> Problem requirements:
Please print every record below exactly as it appears.

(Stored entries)
%%

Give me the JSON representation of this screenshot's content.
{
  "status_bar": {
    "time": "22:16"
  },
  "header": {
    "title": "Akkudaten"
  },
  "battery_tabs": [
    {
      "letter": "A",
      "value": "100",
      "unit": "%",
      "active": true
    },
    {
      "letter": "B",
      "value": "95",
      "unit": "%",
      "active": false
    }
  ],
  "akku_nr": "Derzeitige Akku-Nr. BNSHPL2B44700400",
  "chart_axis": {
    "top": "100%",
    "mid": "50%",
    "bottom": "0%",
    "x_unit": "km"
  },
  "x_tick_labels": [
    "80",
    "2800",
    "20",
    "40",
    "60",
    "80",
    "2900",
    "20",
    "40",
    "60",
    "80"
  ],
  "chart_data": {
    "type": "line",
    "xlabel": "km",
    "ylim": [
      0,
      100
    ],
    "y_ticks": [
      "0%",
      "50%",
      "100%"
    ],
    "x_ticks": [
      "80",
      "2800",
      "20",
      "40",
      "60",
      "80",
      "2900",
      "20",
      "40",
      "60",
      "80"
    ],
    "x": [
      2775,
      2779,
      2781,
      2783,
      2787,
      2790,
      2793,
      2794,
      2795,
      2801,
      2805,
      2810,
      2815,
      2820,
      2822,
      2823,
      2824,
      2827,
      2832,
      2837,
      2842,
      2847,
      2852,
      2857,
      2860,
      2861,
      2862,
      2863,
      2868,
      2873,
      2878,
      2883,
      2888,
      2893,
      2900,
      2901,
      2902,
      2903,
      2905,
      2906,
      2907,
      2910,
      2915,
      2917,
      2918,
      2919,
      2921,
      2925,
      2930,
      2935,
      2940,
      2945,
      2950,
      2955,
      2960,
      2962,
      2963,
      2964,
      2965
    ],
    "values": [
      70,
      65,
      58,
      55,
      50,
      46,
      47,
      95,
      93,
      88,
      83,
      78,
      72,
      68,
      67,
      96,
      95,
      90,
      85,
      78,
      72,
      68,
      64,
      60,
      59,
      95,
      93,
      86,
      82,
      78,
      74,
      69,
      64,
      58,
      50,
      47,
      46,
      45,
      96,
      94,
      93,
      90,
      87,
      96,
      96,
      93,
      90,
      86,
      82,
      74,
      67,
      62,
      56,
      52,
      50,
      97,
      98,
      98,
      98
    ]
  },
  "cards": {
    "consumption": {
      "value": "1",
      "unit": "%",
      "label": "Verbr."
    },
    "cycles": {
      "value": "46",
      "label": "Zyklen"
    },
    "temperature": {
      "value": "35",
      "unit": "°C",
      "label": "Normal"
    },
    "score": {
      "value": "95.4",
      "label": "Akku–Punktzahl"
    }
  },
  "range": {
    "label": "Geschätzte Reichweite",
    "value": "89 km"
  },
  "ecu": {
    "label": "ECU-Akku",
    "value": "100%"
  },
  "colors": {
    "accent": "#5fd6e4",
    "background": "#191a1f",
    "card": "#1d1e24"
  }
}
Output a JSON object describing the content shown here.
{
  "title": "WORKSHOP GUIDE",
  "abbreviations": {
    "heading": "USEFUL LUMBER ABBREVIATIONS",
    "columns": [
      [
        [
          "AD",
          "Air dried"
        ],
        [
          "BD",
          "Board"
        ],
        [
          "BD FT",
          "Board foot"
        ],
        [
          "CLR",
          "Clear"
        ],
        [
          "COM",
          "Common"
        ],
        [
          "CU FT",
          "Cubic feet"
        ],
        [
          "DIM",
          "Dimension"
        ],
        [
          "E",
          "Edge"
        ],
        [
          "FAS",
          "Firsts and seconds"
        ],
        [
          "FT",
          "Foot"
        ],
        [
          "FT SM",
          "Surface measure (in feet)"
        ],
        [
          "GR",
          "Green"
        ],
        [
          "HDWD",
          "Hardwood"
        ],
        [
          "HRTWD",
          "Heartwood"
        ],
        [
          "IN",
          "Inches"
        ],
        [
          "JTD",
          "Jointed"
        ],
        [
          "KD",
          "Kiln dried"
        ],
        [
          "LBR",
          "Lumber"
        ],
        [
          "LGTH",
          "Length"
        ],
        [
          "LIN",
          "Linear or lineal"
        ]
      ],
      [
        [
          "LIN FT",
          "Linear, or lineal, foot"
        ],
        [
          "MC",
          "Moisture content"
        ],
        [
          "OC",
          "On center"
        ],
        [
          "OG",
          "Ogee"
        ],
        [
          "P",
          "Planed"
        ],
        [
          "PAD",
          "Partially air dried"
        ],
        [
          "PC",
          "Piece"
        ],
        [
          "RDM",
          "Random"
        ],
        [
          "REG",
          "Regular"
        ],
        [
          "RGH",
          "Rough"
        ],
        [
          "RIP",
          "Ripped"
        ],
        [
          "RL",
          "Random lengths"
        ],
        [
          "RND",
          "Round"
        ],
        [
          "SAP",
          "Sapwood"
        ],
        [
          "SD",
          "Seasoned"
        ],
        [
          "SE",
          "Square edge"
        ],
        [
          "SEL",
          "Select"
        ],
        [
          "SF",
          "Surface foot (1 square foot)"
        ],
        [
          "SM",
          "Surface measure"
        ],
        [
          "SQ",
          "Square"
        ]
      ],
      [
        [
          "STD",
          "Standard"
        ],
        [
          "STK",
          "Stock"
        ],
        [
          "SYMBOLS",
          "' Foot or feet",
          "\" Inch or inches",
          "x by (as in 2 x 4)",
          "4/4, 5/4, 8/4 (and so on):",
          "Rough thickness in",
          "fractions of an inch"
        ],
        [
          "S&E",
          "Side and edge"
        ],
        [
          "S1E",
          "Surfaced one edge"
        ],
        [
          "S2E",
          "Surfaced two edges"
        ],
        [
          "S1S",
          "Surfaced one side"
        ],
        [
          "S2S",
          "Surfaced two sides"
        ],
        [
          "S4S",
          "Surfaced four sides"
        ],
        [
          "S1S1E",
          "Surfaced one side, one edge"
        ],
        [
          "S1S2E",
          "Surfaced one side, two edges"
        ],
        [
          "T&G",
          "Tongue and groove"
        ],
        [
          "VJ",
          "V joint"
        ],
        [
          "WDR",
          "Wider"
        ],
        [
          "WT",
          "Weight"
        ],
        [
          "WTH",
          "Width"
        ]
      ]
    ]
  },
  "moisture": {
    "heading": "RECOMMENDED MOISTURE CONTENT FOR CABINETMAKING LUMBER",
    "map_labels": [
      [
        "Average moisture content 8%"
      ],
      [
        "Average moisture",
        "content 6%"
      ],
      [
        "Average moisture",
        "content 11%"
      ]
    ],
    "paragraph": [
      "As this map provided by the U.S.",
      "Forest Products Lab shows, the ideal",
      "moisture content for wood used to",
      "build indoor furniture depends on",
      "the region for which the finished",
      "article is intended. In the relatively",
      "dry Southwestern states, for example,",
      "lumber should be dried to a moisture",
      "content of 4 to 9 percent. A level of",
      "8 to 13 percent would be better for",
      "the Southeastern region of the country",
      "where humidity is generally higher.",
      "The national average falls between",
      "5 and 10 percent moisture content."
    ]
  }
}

%%

> Solution to this problem:
Give me the JSON representation of this screenshot's content.
{
  "status_bar": {
    "time": "22:16"
  },
  "header": {
    "title": "Akkudaten"
  },
  "battery_tabs": [
    {
      "letter": "A",
      "value": "100",
      "unit": "%",
      "active": true
    },
    {
      "letter": "B",
      "value": "95",
      "unit": "%",
      "active": false
    }
  ],
  "akku_nr": "Derzeitige Akku-Nr. BNSHPL2B44700400",
  "chart_axis": {
    "top": "100%",
    "mid": "50%",
    "bottom": "0%",
    "x_unit": "km"
  },
  "x_tick_labels": [
    "80",
    "2800",
    "20",
    "40",
    "60",
    "80",
    "2900",
    "20",
    "40",
    "60",
    "80"
  ],
  "chart_data": {
    "type": "line",
    "xlabel": "km",
    "ylim": [
      0,
      100
    ],
    "y_ticks": [
      "0%",
      "50%",
      "100%"
    ],
    "x_ticks": [
      "80",
      "2800",
      "20",
      "40",
      "60",
      "80",
      "2900",
      "20",
      "40",
      "60",
      "80"
    ],
    "x": [
      2775,
      2779,
      2781,
      2783,
      2787,
      2790,
      2793,
      2794,
      2795,
      2801,
      2805,
      2810,
      2815,
      2820,
      2822,
      2823,
      2824,
      2827,
      2832,
      2837,
      2842,
      2847,
      2852,
      2857,
      2860,
      2861,
      2862,
      2863,
      2868,
      2873,
      2878,
      2883,
      2888,
      2893,
      2900,
      2901,
      2902,
      2903,
      2905,
      2906,
      2907,
      2910,
      2915,
      2917,
      2918,
      2919,
      2921,
      2925,
      2930,
      2935,
      2940,
      2945,
      2950,
      2955,
      2960,
      2962,
      2963,
      2964,
      2965
    ],
    "values": [
      70,
      65,
      58,
      55,
      50,
      46,
      47,
      95,
      93,
      88,
      83,
      78,
      72,
      68,
      67,
      96,
      95,
      90,
      85,
      78,
      72,
      68,
      64,
      60,
      59,
      95,
      93,
      86,
      82,
      78,
      74,
      69,
      64,
      58,
      50,
      47,
      46,
      45,
      96,
      94,
      93,
      90,
      87,
      96,
      96,
      93,
      90,
      86,
      82,
      74,
      67,
      62,
      56,
      52,
      50,
      97,
      98,
      98,
      98
    ]
  },
  "cards": {
    "consumption": {
      "value": "1",
      "unit": "%",
      "label": "Verbr."
    },
    "cycles": {
      "value": "46",
      "label": "Zyklen"
    },
    "temperature": {
      "value": "35",
      "unit": "°C",
      "label": "Normal"
    },
    "score": {
      "value": "95.4",
      "label": "Akku–Punktzahl"
    }
  },
  "range": {
    "label": "Geschätzte Reichweite",
    "value": "89 km"
  },
  "ecu": {
    "label": "ECU-Akku",
    "value": "100%"
  },
  "colors": {
    "accent": "#5fd6e4",
    "background": "#191a1f",
    "card": "#1d1e24"
  }
}
Output a JSON object describing the content shown here.
{
  "title": "WORKSHOP GUIDE",
  "abbreviations": {
    "heading": "USEFUL LUMBER ABBREVIATIONS",
    "columns": [
      [
        [
          "AD",
          "Air dried"
        ],
        [
          "BD",
          "Board"
        ],
        [
          "BD FT",
          "Board foot"
        ],
        [
          "CLR",
          "Clear"
        ],
        [
          "COM",
          "Common"
        ],
        [
          "CU FT",
          "Cubic feet"
        ],
        [
          "DIM",
          "Dimension"
        ],
        [
          "E",
          "Edge"
        ],
        [
          "FAS",
          "Firsts and seconds"
        ],
        [
          "FT",
          "Foot"
        ],
        [
          "FT SM",
          "Surface measure (in feet)"
        ],
        [
          "GR",
          "Green"
        ],
        [
          "HDWD",
          "Hardwood"
        ],
        [
          "HRTWD",
          "Heartwood"
        ],
        [
          "IN",
          "Inches"
        ],
        [
          "JTD",
          "Jointed"
        ],
        [
          "KD",
          "Kiln dried"
        ],
        [
          "LBR",
          "Lumber"
        ],
        [
          "LGTH",
          "Length"
        ],
        [
          "LIN",
          "Linear or lineal"
        ]
      ],
      [
        [
          "LIN FT",
          "Linear, or lineal, foot"
        ],
        [
          "MC",
          "Moisture content"
        ],
        [
          "OC",
          "On center"
        ],
        [
          "OG",
          "Ogee"
        ],
        [
          "P",
          "Planed"
        ],
        [
          "PAD",
          "Partially air dried"
        ],
        [
          "PC",
          "Piece"
        ],
        [
          "RDM",
          "Random"
        ],
        [
          "REG",
          "Regular"
        ],
        [
          "RGH",
          "Rough"
        ],
        [
          "RIP",
          "Ripped"
        ],
        [
          "RL",
          "Random lengths"
        ],
        [
          "RND",
          "Round"
        ],
        [
          "SAP",
          "Sapwood"
        ],
        [
          "SD",
          "Seasoned"
        ],
        [
          "SE",
          "Square edge"
        ],
        [
          "SEL",
          "Select"
        ],
        [
          "SF",
          "Surface foot (1 square foot)"
        ],
        [
          "SM",
          "Surface measure"
        ],
        [
          "SQ",
          "Square"
        ]
      ],
      [
        [
          "STD",
          "Standard"
        ],
        [
          "STK",
          "Stock"
        ],
        [
          "SYMBOLS",
          "' Foot or feet",
          "\" Inch or inches",
          "x by (as in 2 x 4)",
          "4/4, 5/4, 8/4 (and so on):",
          "Rough thickness in",
          "fractions of an inch"
        ],
        [
          "S&E",
          "Side and edge"
        ],
        [
          "S1E",
          "Surfaced one edge"
        ],
        [
          "S2E",
          "Surfaced two edges"
        ],
        [
          "S1S",
          "Surfaced one side"
        ],
        [
          "S2S",
          "Surfaced two sides"
        ],
        [
          "S4S",
          "Surfaced four sides"
        ],
        [
          "S1S1E",
          "Surfaced one side, one edge"
        ],
        [
          "S1S2E",
          "Surfaced one side, two edges"
        ],
        [
          "T&G",
          "Tongue and groove"
        ],
        [
          "VJ",
          "V joint"
        ],
        [
          "WDR",
          "Wider"
        ],
        [
          "WT",
          "Weight"
        ],
        [
          "WTH",
          "Width"
        ]
      ]
    ]
  },
  "moisture": {
    "heading": "RECOMMENDED MOISTURE CONTENT FOR CABINETMAKING LUMBER",
    "map_labels": [
      [
        "Average moisture content 8%"
      ],
      [
        "Average moisture",
        "content 6%"
      ],
      [
        "Average moisture",
        "content 11%"
      ]
    ],
    "paragraph": [
      "As this map provided by the U.S.",
      "Forest Products Lab shows, the ideal",
      "moisture content for wood used to",
      "build indoor furniture depends on",
      "the region for which the finished",
      "article is intended. In the relatively",
      "dry Southwestern states, for example,",
      "lumber should be dried to a moisture",
      "content of 4 to 9 percent. A level of",
      "8 to 13 percent would be better for",
      "the Southeastern region of the country",
      "where humidity is generally higher.",
      "The national average falls between",
      "5 and 10 percent moisture content."
    ]
  }
}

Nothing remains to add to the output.